**Instrucciones**
- A) En el fragmento sobre la verdad y las noticias falsas, ¿qué se señala como el mayor peligro actual para nuestro crédulo cerebro?
- B) Retoma el fragmento sobre la verdad y las noticias falsas y continúalo a partir de su última oración.

**Fragmento del documento**

· · · ·

Total, la verdad volvió a salir perdiendo. Al poco tiempo, creímos que sin la restricción de la censura las redes sociales nos auxiliarían a imponer la “verdadera verdad”. O mejor dicho la verdad pura y llana. Sin embargo, el caos, la sobreabundancia de la información en la red y la facilidad de hacer periodista a cualquiera que pueda manejar los dispositivos de alta tecnología, nos han hecho nadar en el cieno de narraciones sobre hechos inventados, declaraciones falsas, mentiras supinas, imágenes truqueadas o fuera de contexto e inspiraciones y maquinaciones de todo tipo a las que hace falta un cómodo “like” para volverlas verdad. Hoy son las “fake news” el mayor peligro para nuestro crédulo cerebro que no halla el centro de la credibilidad en su aspiración a la verdad.

· · · ·

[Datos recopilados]
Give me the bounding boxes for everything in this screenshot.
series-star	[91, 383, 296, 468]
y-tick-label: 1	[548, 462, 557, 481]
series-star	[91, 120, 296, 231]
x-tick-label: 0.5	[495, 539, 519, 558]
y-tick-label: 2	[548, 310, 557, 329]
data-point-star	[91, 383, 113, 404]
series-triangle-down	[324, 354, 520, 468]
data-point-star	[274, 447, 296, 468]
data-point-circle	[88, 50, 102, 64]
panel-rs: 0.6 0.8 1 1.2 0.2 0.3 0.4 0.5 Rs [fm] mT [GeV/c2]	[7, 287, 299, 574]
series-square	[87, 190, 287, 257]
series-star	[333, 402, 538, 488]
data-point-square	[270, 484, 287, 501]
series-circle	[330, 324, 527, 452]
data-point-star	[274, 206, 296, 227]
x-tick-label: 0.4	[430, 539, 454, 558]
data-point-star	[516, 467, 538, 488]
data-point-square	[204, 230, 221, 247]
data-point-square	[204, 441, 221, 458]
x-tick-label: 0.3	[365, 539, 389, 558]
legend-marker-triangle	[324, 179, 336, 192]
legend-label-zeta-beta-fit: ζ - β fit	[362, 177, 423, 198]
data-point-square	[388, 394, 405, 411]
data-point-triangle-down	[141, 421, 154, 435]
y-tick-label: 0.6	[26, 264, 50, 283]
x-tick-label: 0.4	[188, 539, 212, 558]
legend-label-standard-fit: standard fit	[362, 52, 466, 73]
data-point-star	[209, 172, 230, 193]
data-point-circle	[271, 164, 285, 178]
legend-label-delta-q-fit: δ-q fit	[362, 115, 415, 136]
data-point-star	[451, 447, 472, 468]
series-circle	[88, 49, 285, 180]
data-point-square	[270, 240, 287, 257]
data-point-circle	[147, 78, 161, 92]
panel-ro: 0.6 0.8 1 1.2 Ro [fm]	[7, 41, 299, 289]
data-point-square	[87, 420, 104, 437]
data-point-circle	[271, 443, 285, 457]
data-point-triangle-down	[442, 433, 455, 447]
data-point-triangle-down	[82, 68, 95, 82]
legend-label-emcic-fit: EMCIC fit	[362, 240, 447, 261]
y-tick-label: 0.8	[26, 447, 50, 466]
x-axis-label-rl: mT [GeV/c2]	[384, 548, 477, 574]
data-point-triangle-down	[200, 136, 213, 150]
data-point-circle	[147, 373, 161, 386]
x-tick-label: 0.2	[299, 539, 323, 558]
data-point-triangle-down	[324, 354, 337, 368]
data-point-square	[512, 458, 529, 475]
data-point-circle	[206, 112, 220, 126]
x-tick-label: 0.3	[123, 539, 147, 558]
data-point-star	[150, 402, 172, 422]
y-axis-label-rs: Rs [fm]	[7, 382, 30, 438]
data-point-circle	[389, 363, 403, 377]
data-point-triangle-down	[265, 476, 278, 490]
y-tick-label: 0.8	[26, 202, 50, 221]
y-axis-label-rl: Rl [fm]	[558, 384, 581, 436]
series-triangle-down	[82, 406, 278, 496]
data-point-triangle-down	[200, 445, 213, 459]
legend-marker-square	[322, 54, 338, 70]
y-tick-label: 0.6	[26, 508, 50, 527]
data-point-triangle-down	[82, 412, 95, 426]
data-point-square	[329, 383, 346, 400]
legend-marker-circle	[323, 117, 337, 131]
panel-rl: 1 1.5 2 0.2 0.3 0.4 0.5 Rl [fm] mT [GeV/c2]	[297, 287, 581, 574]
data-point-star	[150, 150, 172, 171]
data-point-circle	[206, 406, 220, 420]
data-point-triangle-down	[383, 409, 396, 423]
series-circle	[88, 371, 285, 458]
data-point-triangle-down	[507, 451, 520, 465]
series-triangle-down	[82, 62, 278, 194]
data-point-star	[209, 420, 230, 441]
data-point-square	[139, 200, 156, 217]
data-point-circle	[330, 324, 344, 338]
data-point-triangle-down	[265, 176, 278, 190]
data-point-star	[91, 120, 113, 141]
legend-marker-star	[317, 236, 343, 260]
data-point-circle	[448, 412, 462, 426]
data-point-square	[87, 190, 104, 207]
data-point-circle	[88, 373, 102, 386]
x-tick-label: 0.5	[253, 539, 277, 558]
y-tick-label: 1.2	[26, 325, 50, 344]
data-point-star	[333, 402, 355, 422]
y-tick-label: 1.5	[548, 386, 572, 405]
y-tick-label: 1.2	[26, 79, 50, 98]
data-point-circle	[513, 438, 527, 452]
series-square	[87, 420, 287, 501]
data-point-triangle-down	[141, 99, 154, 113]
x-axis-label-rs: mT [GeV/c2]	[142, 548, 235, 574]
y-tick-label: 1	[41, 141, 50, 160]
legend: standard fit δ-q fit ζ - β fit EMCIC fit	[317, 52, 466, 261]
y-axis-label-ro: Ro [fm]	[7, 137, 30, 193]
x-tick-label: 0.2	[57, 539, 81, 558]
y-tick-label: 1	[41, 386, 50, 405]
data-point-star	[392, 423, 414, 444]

· · · ·

**Lista de respuestas**
- A) Las “fake news”.

- B)
No obstante, la situación en México se complica aún más con un presidente que quiere regresar al pasado en el manejo de la verdad desde el Olimpo político. Que, en su justo derecho de réplica, se encona contra el que contradice su verdad o le muestra una verdad que no le gusta e incomoda. Que exhibe públicamente lo que considera pecados de intelectuales y periodistas que no apoyan sus proyectos simplemente porque cree tener pruebas de haber sido consentidos por el anterior régimen. Por eso los insulta y los descalifica. Se victimiza como el gobernante de México más criticado y difamado. Pero que cuenta con millones de sus fanáticos que saltan como avispas africanas sobre la piel de quienes no aceptan la verdad oficial o la cuestionan, tomando como ataque personal a su caudillo lo que éstos dicen o escriben.
Lo peor es que en las reyertas que tienen como centro la verdad, haya quienes, en su extremismo ideológico, pidan a mexicanos se vayan de México si son contrarios al tlatoani de hoy. Lo que no pasaba ni en tiempos de la “dictadura perfecta”.